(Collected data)
+ + + + + + +

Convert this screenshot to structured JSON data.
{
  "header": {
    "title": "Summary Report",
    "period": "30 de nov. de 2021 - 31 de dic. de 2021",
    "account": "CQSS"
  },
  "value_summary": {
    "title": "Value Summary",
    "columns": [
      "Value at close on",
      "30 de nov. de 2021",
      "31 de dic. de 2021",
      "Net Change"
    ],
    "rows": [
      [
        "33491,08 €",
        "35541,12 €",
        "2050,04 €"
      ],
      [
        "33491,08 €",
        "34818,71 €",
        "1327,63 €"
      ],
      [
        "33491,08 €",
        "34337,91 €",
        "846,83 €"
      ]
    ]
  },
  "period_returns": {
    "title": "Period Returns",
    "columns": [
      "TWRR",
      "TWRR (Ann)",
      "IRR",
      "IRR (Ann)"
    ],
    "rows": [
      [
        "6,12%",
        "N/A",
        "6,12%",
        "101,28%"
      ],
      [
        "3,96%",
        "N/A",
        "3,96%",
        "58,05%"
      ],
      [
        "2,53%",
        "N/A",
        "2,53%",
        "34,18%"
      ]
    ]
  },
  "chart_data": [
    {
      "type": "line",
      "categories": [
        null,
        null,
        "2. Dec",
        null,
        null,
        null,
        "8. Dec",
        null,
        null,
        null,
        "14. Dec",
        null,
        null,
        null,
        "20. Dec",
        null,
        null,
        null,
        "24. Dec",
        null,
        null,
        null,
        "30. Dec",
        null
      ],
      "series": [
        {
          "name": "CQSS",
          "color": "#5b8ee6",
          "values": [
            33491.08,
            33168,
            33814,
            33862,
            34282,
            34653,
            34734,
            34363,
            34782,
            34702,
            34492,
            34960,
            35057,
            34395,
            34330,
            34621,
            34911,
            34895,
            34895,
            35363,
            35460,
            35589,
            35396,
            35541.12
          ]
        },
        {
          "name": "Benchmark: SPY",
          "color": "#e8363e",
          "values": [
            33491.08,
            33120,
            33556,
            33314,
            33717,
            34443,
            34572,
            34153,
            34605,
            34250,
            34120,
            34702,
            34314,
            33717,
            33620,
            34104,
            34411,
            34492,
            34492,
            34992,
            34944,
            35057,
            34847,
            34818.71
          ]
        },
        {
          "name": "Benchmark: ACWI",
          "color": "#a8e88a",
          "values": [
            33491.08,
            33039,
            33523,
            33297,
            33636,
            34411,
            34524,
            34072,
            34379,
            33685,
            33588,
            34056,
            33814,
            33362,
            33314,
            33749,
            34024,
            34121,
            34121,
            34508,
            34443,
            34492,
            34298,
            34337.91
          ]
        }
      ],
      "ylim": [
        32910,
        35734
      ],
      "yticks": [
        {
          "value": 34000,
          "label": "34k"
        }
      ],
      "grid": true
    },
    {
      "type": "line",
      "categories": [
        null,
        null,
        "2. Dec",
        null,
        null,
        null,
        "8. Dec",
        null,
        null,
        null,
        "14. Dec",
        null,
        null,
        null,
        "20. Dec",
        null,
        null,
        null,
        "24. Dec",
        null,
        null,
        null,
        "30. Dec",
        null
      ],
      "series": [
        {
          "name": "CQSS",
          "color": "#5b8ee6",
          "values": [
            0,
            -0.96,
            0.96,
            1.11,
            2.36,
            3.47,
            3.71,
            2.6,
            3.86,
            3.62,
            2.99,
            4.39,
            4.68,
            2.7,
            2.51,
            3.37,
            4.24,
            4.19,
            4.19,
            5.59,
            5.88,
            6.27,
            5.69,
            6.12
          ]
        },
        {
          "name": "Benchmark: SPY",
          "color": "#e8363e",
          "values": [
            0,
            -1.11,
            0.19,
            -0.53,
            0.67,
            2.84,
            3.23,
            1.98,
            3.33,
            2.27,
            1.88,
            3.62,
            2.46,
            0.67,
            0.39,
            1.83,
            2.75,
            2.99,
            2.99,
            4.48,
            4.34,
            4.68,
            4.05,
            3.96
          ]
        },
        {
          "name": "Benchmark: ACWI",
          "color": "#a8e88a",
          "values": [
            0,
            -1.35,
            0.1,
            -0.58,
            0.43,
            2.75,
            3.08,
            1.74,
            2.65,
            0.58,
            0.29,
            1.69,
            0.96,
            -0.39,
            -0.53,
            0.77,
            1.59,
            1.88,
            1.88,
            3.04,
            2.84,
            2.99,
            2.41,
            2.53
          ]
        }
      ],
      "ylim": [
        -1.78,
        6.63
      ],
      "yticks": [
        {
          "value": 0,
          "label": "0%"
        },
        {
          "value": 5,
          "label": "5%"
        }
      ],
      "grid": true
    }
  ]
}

+ + + + + + +

TASK: Reproduce every line of the material above exactly.

FINAL ANSWER:
Convert this screenshot to structured JSON data.
{
  "header": {
    "title": "Summary Report",
    "period": "30 de nov. de 2021 - 31 de dic. de 2021",
    "account": "CQSS"
  },
  "value_summary": {
    "title": "Value Summary",
    "columns": [
      "Value at close on",
      "30 de nov. de 2021",
      "31 de dic. de 2021",
      "Net Change"
    ],
    "rows": [
      [
        "33491,08 €",
        "35541,12 €",
        "2050,04 €"
      ],
      [
        "33491,08 €",
        "34818,71 €",
        "1327,63 €"
      ],
      [
        "33491,08 €",
        "34337,91 €",
        "846,83 €"
      ]
    ]
  },
  "period_returns": {
    "title": "Period Returns",
    "columns": [
      "TWRR",
      "TWRR (Ann)",
      "IRR",
      "IRR (Ann)"
    ],
    "rows": [
      [
        "6,12%",
        "N/A",
        "6,12%",
        "101,28%"
      ],
      [
        "3,96%",
        "N/A",
        "3,96%",
        "58,05%"
      ],
      [
        "2,53%",
        "N/A",
        "2,53%",
        "34,18%"
      ]
    ]
  },
  "chart_data": [
    {
      "type": "line",
      "categories": [
        null,
        null,
        "2. Dec",
        null,
        null,
        null,
        "8. Dec",
        null,
        null,
        null,
        "14. Dec",
        null,
        null,
        null,
        "20. Dec",
        null,
        null,
        null,
        "24. Dec",
        null,
        null,
        null,
        "30. Dec",
        null
      ],
      "series": [
        {
          "name": "CQSS",
          "color": "#5b8ee6",
          "values": [
            33491.08,
            33168,
            33814,
            33862,
            34282,
            34653,
            34734,
            34363,
            34782,
            34702,
            34492,
            34960,
            35057,
            34395,
            34330,
            34621,
            34911,
            34895,
            34895,
            35363,
            35460,
            35589,
            35396,
            35541.12
          ]
        },
        {
          "name": "Benchmark: SPY",
          "color": "#e8363e",
          "values": [
            33491.08,
            33120,
            33556,
            33314,
            33717,
            34443,
            34572,
            34153,
            34605,
            34250,
            34120,
            34702,
            34314,
            33717,
            33620,
            34104,
            34411,
            34492,
            34492,
            34992,
            34944,
            35057,
            34847,
            34818.71
          ]
        },
        {
          "name": "Benchmark: ACWI",
          "color": "#a8e88a",
          "values": [
            33491.08,
            33039,
            33523,
            33297,
            33636,
            34411,
            34524,
            34072,
            34379,
            33685,
            33588,
            34056,
            33814,
            33362,
            33314,
            33749,
            34024,
            34121,
            34121,
            34508,
            34443,
            34492,
            34298,
            34337.91
          ]
        }
      ],
      "ylim": [
        32910,
        35734
      ],
      "yticks": [
        {
          "value": 34000,
          "label": "34k"
        }
      ],
      "grid": true
    },
    {
      "type": "line",
      "categories": [
        null,
        null,
        "2. Dec",
        null,
        null,
        null,
        "8. Dec",
        null,
        null,
        null,
        "14. Dec",
        null,
        null,
        null,
        "20. Dec",
        null,
        null,
        null,
        "24. Dec",
        null,
        null,
        null,
        "30. Dec",
        null
      ],
      "series": [
        {
          "name": "CQSS",
          "color": "#5b8ee6",
          "values": [
            0,
            -0.96,
            0.96,
            1.11,
            2.36,
            3.47,
            3.71,
            2.6,
            3.86,
            3.62,
            2.99,
            4.39,
            4.68,
            2.7,
            2.51,
            3.37,
            4.24,
            4.19,
            4.19,
            5.59,
            5.88,
            6.27,
            5.69,
            6.12
          ]
        },
        {
          "name": "Benchmark: SPY",
          "color": "#e8363e",
          "values": [
            0,
            -1.11,
            0.19,
            -0.53,
            0.67,
            2.84,
            3.23,
            1.98,
            3.33,
            2.27,
            1.88,
            3.62,
            2.46,
            0.67,
            0.39,
            1.83,
            2.75,
            2.99,
            2.99,
            4.48,
            4.34,
            4.68,
            4.05,
            3.96
          ]
        },
        {
          "name": "Benchmark: ACWI",
          "color": "#a8e88a",
          "values": [
            0,
            -1.35,
            0.1,
            -0.58,
            0.43,
            2.75,
            3.08,
            1.74,
            2.65,
            0.58,
            0.29,
            1.69,
            0.96,
            -0.39,
            -0.53,
            0.77,
            1.59,
            1.88,
            1.88,
            3.04,
            2.84,
            2.99,
            2.41,
            2.53
          ]
        }
      ],
      "ylim": [
        -1.78,
        6.63
      ],
      "yticks": [
        {
          "value": 0,
          "label": "0%"
        },
        {
          "value": 5,
          "label": "5%"
        }
      ],
      "grid": true
    }
  ]
}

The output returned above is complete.